#### Source records

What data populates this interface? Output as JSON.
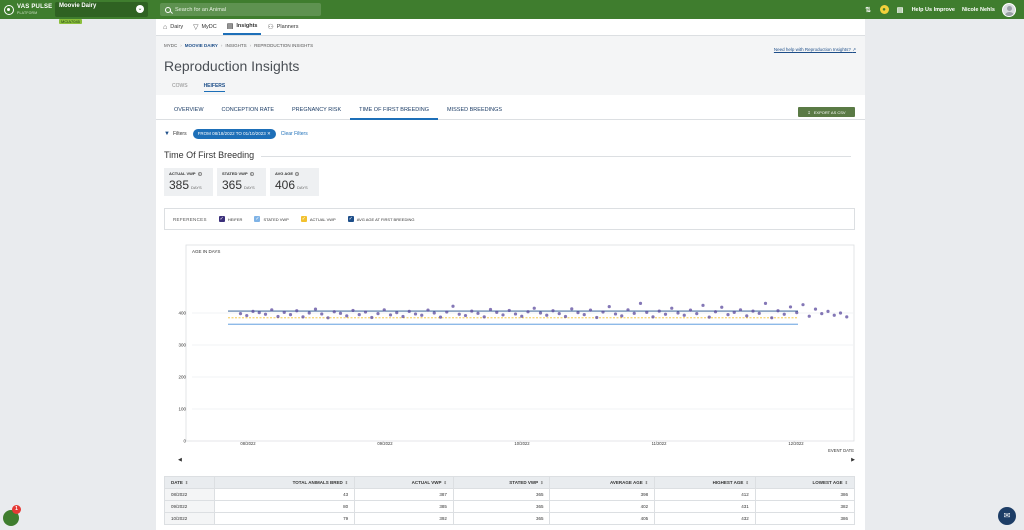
{
  "app": {
    "logo_text": "VAS PULSE",
    "logo_sub": "PLATFORM",
    "dairy_name": "Moovie Dairy",
    "dairy_code": "MCIA7045",
    "search_placeholder": "Search for an Animal",
    "help_label": "Help Us Improve",
    "user_name": "Nicole Nehls",
    "colors": {
      "topbar": "#3f7d2e",
      "accent": "#1d6fb8"
    }
  },
  "subnav": [
    {
      "label": "Dairy",
      "icon": "barn-icon"
    },
    {
      "label": "MyDC",
      "icon": "funnel-icon"
    },
    {
      "label": "Insights",
      "icon": "chart-icon",
      "active": true
    },
    {
      "label": "Planners",
      "icon": "people-icon"
    }
  ],
  "breadcrumb": [
    "MYDC",
    "MOOVIE DAIRY",
    "INSIGHTS",
    "REPRODUCTION INSIGHTS"
  ],
  "help_link": "Need help with Reproduction Insights?",
  "page_title": "Reproduction Insights",
  "herd_tabs": [
    {
      "label": "COWS",
      "active": false
    },
    {
      "label": "HEIFERS",
      "active": true
    }
  ],
  "analysis_tabs": [
    {
      "label": "OVERVIEW",
      "active": false
    },
    {
      "label": "CONCEPTION RATE",
      "active": false
    },
    {
      "label": "PREGNANCY RISK",
      "active": false
    },
    {
      "label": "TIME OF FIRST BREEDING",
      "active": true
    },
    {
      "label": "MISSED BREEDINGS",
      "active": false
    }
  ],
  "export_label": "EXPORT AS CSV",
  "filters": {
    "label": "Filters",
    "chip": "FROM 08/18/2022 TO 01/10/2023",
    "clear": "Clear Filters"
  },
  "section_title": "Time Of First Breeding",
  "stats": [
    {
      "label": "ACTUAL VWP",
      "value": "385",
      "unit": "DAYS"
    },
    {
      "label": "STATED VWP",
      "value": "365",
      "unit": "DAYS"
    },
    {
      "label": "AVG AGE",
      "value": "406",
      "unit": "DAYS"
    }
  ],
  "references": {
    "title": "REFERENCES",
    "items": [
      {
        "label": "HEIFER",
        "color": "#3b2f7a"
      },
      {
        "label": "STATED VWP",
        "color": "#7fb3e6"
      },
      {
        "label": "ACTUAL VWP",
        "color": "#f2c12e"
      },
      {
        "label": "AVG AGE AT FIRST BREEDING",
        "color": "#1d4e89"
      }
    ]
  },
  "chart_data": {
    "type": "scatter",
    "ylabel": "AGE IN DAYS",
    "xlabel": "EVENT DATE",
    "ylim": [
      0,
      500
    ],
    "yticks": [
      0,
      100,
      200,
      300,
      400
    ],
    "xticks": [
      "08/2022",
      "09/2022",
      "10/2022",
      "11/2022",
      "12/2022"
    ],
    "reference_lines": {
      "stated_vwp": 365,
      "actual_vwp": 385,
      "avg_age": 406
    },
    "series": [
      {
        "name": "HEIFER",
        "points": [
          [
            0.02,
            398
          ],
          [
            0.03,
            392
          ],
          [
            0.04,
            405
          ],
          [
            0.05,
            401
          ],
          [
            0.06,
            396
          ],
          [
            0.07,
            410
          ],
          [
            0.08,
            389
          ],
          [
            0.09,
            402
          ],
          [
            0.1,
            395
          ],
          [
            0.11,
            407
          ],
          [
            0.12,
            388
          ],
          [
            0.13,
            400
          ],
          [
            0.14,
            412
          ],
          [
            0.15,
            397
          ],
          [
            0.16,
            385
          ],
          [
            0.17,
            404
          ],
          [
            0.18,
            399
          ],
          [
            0.19,
            391
          ],
          [
            0.2,
            408
          ],
          [
            0.21,
            395
          ],
          [
            0.22,
            403
          ],
          [
            0.23,
            386
          ],
          [
            0.24,
            398
          ],
          [
            0.25,
            410
          ],
          [
            0.26,
            394
          ],
          [
            0.27,
            401
          ],
          [
            0.28,
            389
          ],
          [
            0.29,
            405
          ],
          [
            0.3,
            397
          ],
          [
            0.31,
            393
          ],
          [
            0.32,
            409
          ],
          [
            0.33,
            400
          ],
          [
            0.34,
            387
          ],
          [
            0.35,
            403
          ],
          [
            0.36,
            421
          ],
          [
            0.37,
            396
          ],
          [
            0.38,
            392
          ],
          [
            0.39,
            406
          ],
          [
            0.4,
            399
          ],
          [
            0.41,
            388
          ],
          [
            0.42,
            411
          ],
          [
            0.43,
            402
          ],
          [
            0.44,
            394
          ],
          [
            0.45,
            408
          ],
          [
            0.46,
            397
          ],
          [
            0.47,
            390
          ],
          [
            0.48,
            404
          ],
          [
            0.49,
            415
          ],
          [
            0.5,
            400
          ],
          [
            0.51,
            393
          ],
          [
            0.52,
            407
          ],
          [
            0.53,
            398
          ],
          [
            0.54,
            389
          ],
          [
            0.55,
            413
          ],
          [
            0.56,
            401
          ],
          [
            0.57,
            395
          ],
          [
            0.58,
            409
          ],
          [
            0.59,
            386
          ],
          [
            0.6,
            403
          ],
          [
            0.61,
            420
          ],
          [
            0.62,
            397
          ],
          [
            0.63,
            391
          ],
          [
            0.64,
            410
          ],
          [
            0.65,
            399
          ],
          [
            0.66,
            430
          ],
          [
            0.67,
            402
          ],
          [
            0.68,
            388
          ],
          [
            0.69,
            406
          ],
          [
            0.7,
            396
          ],
          [
            0.71,
            415
          ],
          [
            0.72,
            400
          ],
          [
            0.73,
            393
          ],
          [
            0.74,
            409
          ],
          [
            0.75,
            398
          ],
          [
            0.76,
            424
          ],
          [
            0.77,
            387
          ],
          [
            0.78,
            404
          ],
          [
            0.79,
            418
          ],
          [
            0.8,
            395
          ],
          [
            0.81,
            402
          ],
          [
            0.82,
            410
          ],
          [
            0.83,
            391
          ],
          [
            0.84,
            406
          ],
          [
            0.85,
            399
          ],
          [
            0.86,
            430
          ],
          [
            0.87,
            385
          ],
          [
            0.88,
            407
          ],
          [
            0.89,
            396
          ],
          [
            0.9,
            419
          ],
          [
            0.91,
            401
          ],
          [
            0.92,
            426
          ],
          [
            0.93,
            390
          ],
          [
            0.94,
            412
          ],
          [
            0.95,
            398
          ],
          [
            0.96,
            405
          ],
          [
            0.97,
            393
          ],
          [
            0.98,
            400
          ],
          [
            0.99,
            388
          ]
        ]
      }
    ],
    "grid": true
  },
  "table": {
    "headers": [
      "DATE",
      "TOTAL ANIMALS BRED",
      "ACTUAL VWP",
      "STATED VWP",
      "AVERAGE AGE",
      "HIGHEST AGE",
      "LOWEST AGE"
    ],
    "rows": [
      [
        "08/2022",
        "43",
        "387",
        "365",
        "398",
        "412",
        "386"
      ],
      [
        "09/2022",
        "80",
        "385",
        "365",
        "402",
        "431",
        "382"
      ],
      [
        "10/2022",
        "79",
        "392",
        "365",
        "405",
        "432",
        "386"
      ]
    ]
  },
  "notifications_count": "1"
}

########

## Required task
Exactly as written, return every line of the listing, but not the pictures.

## Solved exercise
What data populates this interface? Output as JSON.
{
  "app": {
    "logo_text": "VAS PULSE",
    "logo_sub": "PLATFORM",
    "dairy_name": "Moovie Dairy",
    "dairy_code": "MCIA7045",
    "search_placeholder": "Search for an Animal",
    "help_label": "Help Us Improve",
    "user_name": "Nicole Nehls",
    "colors": {
      "topbar": "#3f7d2e",
      "accent": "#1d6fb8"
    }
  },
  "subnav": [
    {
      "label": "Dairy",
      "icon": "barn-icon"
    },
    {
      "label": "MyDC",
      "icon": "funnel-icon"
    },
    {
      "label": "Insights",
      "icon": "chart-icon",
      "active": true
    },
    {
      "label": "Planners",
      "icon": "people-icon"
    }
  ],
  "breadcrumb": [
    "MYDC",
    "MOOVIE DAIRY",
    "INSIGHTS",
    "REPRODUCTION INSIGHTS"
  ],
  "help_link": "Need help with Reproduction Insights?",
  "page_title": "Reproduction Insights",
  "herd_tabs": [
    {
      "label": "COWS",
      "active": false
    },
    {
      "label": "HEIFERS",
      "active": true
    }
  ],
  "analysis_tabs": [
    {
      "label": "OVERVIEW",
      "active": false
    },
    {
      "label": "CONCEPTION RATE",
      "active": false
    },
    {
      "label": "PREGNANCY RISK",
      "active": false
    },
    {
      "label": "TIME OF FIRST BREEDING",
      "active": true
    },
    {
      "label": "MISSED BREEDINGS",
      "active": false
    }
  ],
  "export_label": "EXPORT AS CSV",
  "filters": {
    "label": "Filters",
    "chip": "FROM 08/18/2022 TO 01/10/2023",
    "clear": "Clear Filters"
  },
  "section_title": "Time Of First Breeding",
  "stats": [
    {
      "label": "ACTUAL VWP",
      "value": "385",
      "unit": "DAYS"
    },
    {
      "label": "STATED VWP",
      "value": "365",
      "unit": "DAYS"
    },
    {
      "label": "AVG AGE",
      "value": "406",
      "unit": "DAYS"
    }
  ],
  "references": {
    "title": "REFERENCES",
    "items": [
      {
        "label": "HEIFER",
        "color": "#3b2f7a"
      },
      {
        "label": "STATED VWP",
        "color": "#7fb3e6"
      },
      {
        "label": "ACTUAL VWP",
        "color": "#f2c12e"
      },
      {
        "label": "AVG AGE AT FIRST BREEDING",
        "color": "#1d4e89"
      }
    ]
  },
  "chart_data": {
    "type": "scatter",
    "ylabel": "AGE IN DAYS",
    "xlabel": "EVENT DATE",
    "ylim": [
      0,
      500
    ],
    "yticks": [
      0,
      100,
      200,
      300,
      400
    ],
    "xticks": [
      "08/2022",
      "09/2022",
      "10/2022",
      "11/2022",
      "12/2022"
    ],
    "reference_lines": {
      "stated_vwp": 365,
      "actual_vwp": 385,
      "avg_age": 406
    },
    "series": [
      {
        "name": "HEIFER",
        "points": [
          [
            0.02,
            398
          ],
          [
            0.03,
            392
          ],
          [
            0.04,
            405
          ],
          [
            0.05,
            401
          ],
          [
            0.06,
            396
          ],
          [
            0.07,
            410
          ],
          [
            0.08,
            389
          ],
          [
            0.09,
            402
          ],
          [
            0.1,
            395
          ],
          [
            0.11,
            407
          ],
          [
            0.12,
            388
          ],
          [
            0.13,
            400
          ],
          [
            0.14,
            412
          ],
          [
            0.15,
            397
          ],
          [
            0.16,
            385
          ],
          [
            0.17,
            404
          ],
          [
            0.18,
            399
          ],
          [
            0.19,
            391
          ],
          [
            0.2,
            408
          ],
          [
            0.21,
            395
          ],
          [
            0.22,
            403
          ],
          [
            0.23,
            386
          ],
          [
            0.24,
            398
          ],
          [
            0.25,
            410
          ],
          [
            0.26,
            394
          ],
          [
            0.27,
            401
          ],
          [
            0.28,
            389
          ],
          [
            0.29,
            405
          ],
          [
            0.3,
            397
          ],
          [
            0.31,
            393
          ],
          [
            0.32,
            409
          ],
          [
            0.33,
            400
          ],
          [
            0.34,
            387
          ],
          [
            0.35,
            403
          ],
          [
            0.36,
            421
          ],
          [
            0.37,
            396
          ],
          [
            0.38,
            392
          ],
          [
            0.39,
            406
          ],
          [
            0.4,
            399
          ],
          [
            0.41,
            388
          ],
          [
            0.42,
            411
          ],
          [
            0.43,
            402
          ],
          [
            0.44,
            394
          ],
          [
            0.45,
            408
          ],
          [
            0.46,
            397
          ],
          [
            0.47,
            390
          ],
          [
            0.48,
            404
          ],
          [
            0.49,
            415
          ],
          [
            0.5,
            400
          ],
          [
            0.51,
            393
          ],
          [
            0.52,
            407
          ],
          [
            0.53,
            398
          ],
          [
            0.54,
            389
          ],
          [
            0.55,
            413
          ],
          [
            0.56,
            401
          ],
          [
            0.57,
            395
          ],
          [
            0.58,
            409
          ],
          [
            0.59,
            386
          ],
          [
            0.6,
            403
          ],
          [
            0.61,
            420
          ],
          [
            0.62,
            397
          ],
          [
            0.63,
            391
          ],
          [
            0.64,
            410
          ],
          [
            0.65,
            399
          ],
          [
            0.66,
            430
          ],
          [
            0.67,
            402
          ],
          [
            0.68,
            388
          ],
          [
            0.69,
            406
          ],
          [
            0.7,
            396
          ],
          [
            0.71,
            415
          ],
          [
            0.72,
            400
          ],
          [
            0.73,
            393
          ],
          [
            0.74,
            409
          ],
          [
            0.75,
            398
          ],
          [
            0.76,
            424
          ],
          [
            0.77,
            387
          ],
          [
            0.78,
            404
          ],
          [
            0.79,
            418
          ],
          [
            0.8,
            395
          ],
          [
            0.81,
            402
          ],
          [
            0.82,
            410
          ],
          [
            0.83,
            391
          ],
          [
            0.84,
            406
          ],
          [
            0.85,
            399
          ],
          [
            0.86,
            430
          ],
          [
            0.87,
            385
          ],
          [
            0.88,
            407
          ],
          [
            0.89,
            396
          ],
          [
            0.9,
            419
          ],
          [
            0.91,
            401
          ],
          [
            0.92,
            426
          ],
          [
            0.93,
            390
          ],
          [
            0.94,
            412
          ],
          [
            0.95,
            398
          ],
          [
            0.96,
            405
          ],
          [
            0.97,
            393
          ],
          [
            0.98,
            400
          ],
          [
            0.99,
            388
          ]
        ]
      }
    ],
    "grid": true
  },
  "table": {
    "headers": [
      "DATE",
      "TOTAL ANIMALS BRED",
      "ACTUAL VWP",
      "STATED VWP",
      "AVERAGE AGE",
      "HIGHEST AGE",
      "LOWEST AGE"
    ],
    "rows": [
      [
        "08/2022",
        "43",
        "387",
        "365",
        "398",
        "412",
        "386"
      ],
      [
        "09/2022",
        "80",
        "385",
        "365",
        "402",
        "431",
        "382"
      ],
      [
        "10/2022",
        "79",
        "392",
        "365",
        "405",
        "432",
        "386"
      ]
    ]
  },
  "notifications_count": "1"
}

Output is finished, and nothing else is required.